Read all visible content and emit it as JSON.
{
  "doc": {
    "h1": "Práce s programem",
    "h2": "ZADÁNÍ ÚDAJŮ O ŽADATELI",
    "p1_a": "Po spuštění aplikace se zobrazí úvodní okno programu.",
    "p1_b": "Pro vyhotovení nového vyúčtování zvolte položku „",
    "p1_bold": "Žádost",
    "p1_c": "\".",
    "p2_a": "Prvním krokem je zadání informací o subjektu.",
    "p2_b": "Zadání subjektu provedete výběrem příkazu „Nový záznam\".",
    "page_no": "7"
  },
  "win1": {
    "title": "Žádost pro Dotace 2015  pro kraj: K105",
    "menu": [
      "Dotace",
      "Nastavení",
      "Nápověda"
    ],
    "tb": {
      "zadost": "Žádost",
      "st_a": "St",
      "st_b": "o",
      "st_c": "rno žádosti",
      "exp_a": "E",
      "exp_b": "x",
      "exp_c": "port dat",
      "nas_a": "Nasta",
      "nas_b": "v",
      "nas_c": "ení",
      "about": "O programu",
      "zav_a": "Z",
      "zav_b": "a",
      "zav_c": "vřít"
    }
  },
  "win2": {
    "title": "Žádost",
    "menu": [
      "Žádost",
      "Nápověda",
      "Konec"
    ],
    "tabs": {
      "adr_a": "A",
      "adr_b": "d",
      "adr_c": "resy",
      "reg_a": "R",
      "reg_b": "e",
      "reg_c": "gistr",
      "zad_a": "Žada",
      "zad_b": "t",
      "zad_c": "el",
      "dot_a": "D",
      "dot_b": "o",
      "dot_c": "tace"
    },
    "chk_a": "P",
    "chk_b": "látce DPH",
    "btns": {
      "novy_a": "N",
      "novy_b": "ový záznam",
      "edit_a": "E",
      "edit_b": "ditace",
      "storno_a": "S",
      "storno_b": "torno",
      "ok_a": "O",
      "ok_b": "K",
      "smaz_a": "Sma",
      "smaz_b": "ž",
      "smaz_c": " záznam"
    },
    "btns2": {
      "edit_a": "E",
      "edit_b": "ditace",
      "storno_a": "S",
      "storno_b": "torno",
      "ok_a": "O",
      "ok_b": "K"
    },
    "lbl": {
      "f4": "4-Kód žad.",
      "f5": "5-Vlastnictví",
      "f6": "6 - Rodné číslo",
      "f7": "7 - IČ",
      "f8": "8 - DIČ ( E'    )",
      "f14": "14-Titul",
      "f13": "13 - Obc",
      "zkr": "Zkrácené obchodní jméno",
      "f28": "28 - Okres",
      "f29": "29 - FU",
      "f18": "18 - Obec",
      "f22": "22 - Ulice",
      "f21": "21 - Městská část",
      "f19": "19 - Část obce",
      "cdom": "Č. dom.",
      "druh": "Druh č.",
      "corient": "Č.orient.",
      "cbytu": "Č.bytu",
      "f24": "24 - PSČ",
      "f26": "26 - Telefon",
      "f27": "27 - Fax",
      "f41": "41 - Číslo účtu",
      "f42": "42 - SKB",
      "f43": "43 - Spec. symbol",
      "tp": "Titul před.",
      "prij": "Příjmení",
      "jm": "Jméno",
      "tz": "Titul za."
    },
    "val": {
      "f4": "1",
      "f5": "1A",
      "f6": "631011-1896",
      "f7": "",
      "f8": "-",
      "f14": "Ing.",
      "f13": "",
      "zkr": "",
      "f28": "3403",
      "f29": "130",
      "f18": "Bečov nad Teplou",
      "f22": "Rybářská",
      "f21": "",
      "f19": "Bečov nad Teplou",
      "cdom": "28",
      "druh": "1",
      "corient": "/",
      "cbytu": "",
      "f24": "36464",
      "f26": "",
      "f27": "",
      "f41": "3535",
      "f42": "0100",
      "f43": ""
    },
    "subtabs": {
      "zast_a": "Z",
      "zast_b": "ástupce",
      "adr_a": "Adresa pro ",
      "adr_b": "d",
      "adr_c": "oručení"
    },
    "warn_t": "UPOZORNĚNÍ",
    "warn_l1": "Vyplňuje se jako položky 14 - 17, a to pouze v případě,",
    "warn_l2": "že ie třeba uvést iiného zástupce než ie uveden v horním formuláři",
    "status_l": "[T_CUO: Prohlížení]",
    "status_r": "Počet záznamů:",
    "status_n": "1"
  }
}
++++++
(Your instructions): Type the material above out again, exactly.

(Reply to the exercise):
Read all visible content and emit it as JSON.
{
  "doc": {
    "h1": "Práce s programem",
    "h2": "ZADÁNÍ ÚDAJŮ O ŽADATELI",
    "p1_a": "Po spuštění aplikace se zobrazí úvodní okno programu.",
    "p1_b": "Pro vyhotovení nového vyúčtování zvolte položku „",
    "p1_bold": "Žádost",
    "p1_c": "\".",
    "p2_a": "Prvním krokem je zadání informací o subjektu.",
    "p2_b": "Zadání subjektu provedete výběrem příkazu „Nový záznam\".",
    "page_no": "7"
  },
  "win1": {
    "title": "Žádost pro Dotace 2015  pro kraj: K105",
    "menu": [
      "Dotace",
      "Nastavení",
      "Nápověda"
    ],
    "tb": {
      "zadost": "Žádost",
      "st_a": "St",
      "st_b": "o",
      "st_c": "rno žádosti",
      "exp_a": "E",
      "exp_b": "x",
      "exp_c": "port dat",
      "nas_a": "Nasta",
      "nas_b": "v",
      "nas_c": "ení",
      "about": "O programu",
      "zav_a": "Z",
      "zav_b": "a",
      "zav_c": "vřít"
    }
  },
  "win2": {
    "title": "Žádost",
    "menu": [
      "Žádost",
      "Nápověda",
      "Konec"
    ],
    "tabs": {
      "adr_a": "A",
      "adr_b": "d",
      "adr_c": "resy",
      "reg_a": "R",
      "reg_b": "e",
      "reg_c": "gistr",
      "zad_a": "Žada",
      "zad_b": "t",
      "zad_c": "el",
      "dot_a": "D",
      "dot_b": "o",
      "dot_c": "tace"
    },
    "chk_a": "P",
    "chk_b": "látce DPH",
    "btns": {
      "novy_a": "N",
      "novy_b": "ový záznam",
      "edit_a": "E",
      "edit_b": "ditace",
      "storno_a": "S",
      "storno_b": "torno",
      "ok_a": "O",
      "ok_b": "K",
      "smaz_a": "Sma",
      "smaz_b": "ž",
      "smaz_c": " záznam"
    },
    "btns2": {
      "edit_a": "E",
      "edit_b": "ditace",
      "storno_a": "S",
      "storno_b": "torno",
      "ok_a": "O",
      "ok_b": "K"
    },
    "lbl": {
      "f4": "4-Kód žad.",
      "f5": "5-Vlastnictví",
      "f6": "6 - Rodné číslo",
      "f7": "7 - IČ",
      "f8": "8 - DIČ ( E'    )",
      "f14": "14-Titul",
      "f13": "13 - Obc",
      "zkr": "Zkrácené obchodní jméno",
      "f28": "28 - Okres",
      "f29": "29 - FU",
      "f18": "18 - Obec",
      "f22": "22 - Ulice",
      "f21": "21 - Městská část",
      "f19": "19 - Část obce",
      "cdom": "Č. dom.",
      "druh": "Druh č.",
      "corient": "Č.orient.",
      "cbytu": "Č.bytu",
      "f24": "24 - PSČ",
      "f26": "26 - Telefon",
      "f27": "27 - Fax",
      "f41": "41 - Číslo účtu",
      "f42": "42 - SKB",
      "f43": "43 - Spec. symbol",
      "tp": "Titul před.",
      "prij": "Příjmení",
      "jm": "Jméno",
      "tz": "Titul za."
    },
    "val": {
      "f4": "1",
      "f5": "1A",
      "f6": "631011-1896",
      "f7": "",
      "f8": "-",
      "f14": "Ing.",
      "f13": "",
      "zkr": "",
      "f28": "3403",
      "f29": "130",
      "f18": "Bečov nad Teplou",
      "f22": "Rybářská",
      "f21": "",
      "f19": "Bečov nad Teplou",
      "cdom": "28",
      "druh": "1",
      "corient": "/",
      "cbytu": "",
      "f24": "36464",
      "f26": "",
      "f27": "",
      "f41": "3535",
      "f42": "0100",
      "f43": ""
    },
    "subtabs": {
      "zast_a": "Z",
      "zast_b": "ástupce",
      "adr_a": "Adresa pro ",
      "adr_b": "d",
      "adr_c": "oručení"
    },
    "warn_t": "UPOZORNĚNÍ",
    "warn_l1": "Vyplňuje se jako položky 14 - 17, a to pouze v případě,",
    "warn_l2": "že ie třeba uvést iiného zástupce než ie uveden v horním formuláři",
    "status_l": "[T_CUO: Prohlížení]",
    "status_r": "Počet záznamů:",
    "status_n": "1"
  }
}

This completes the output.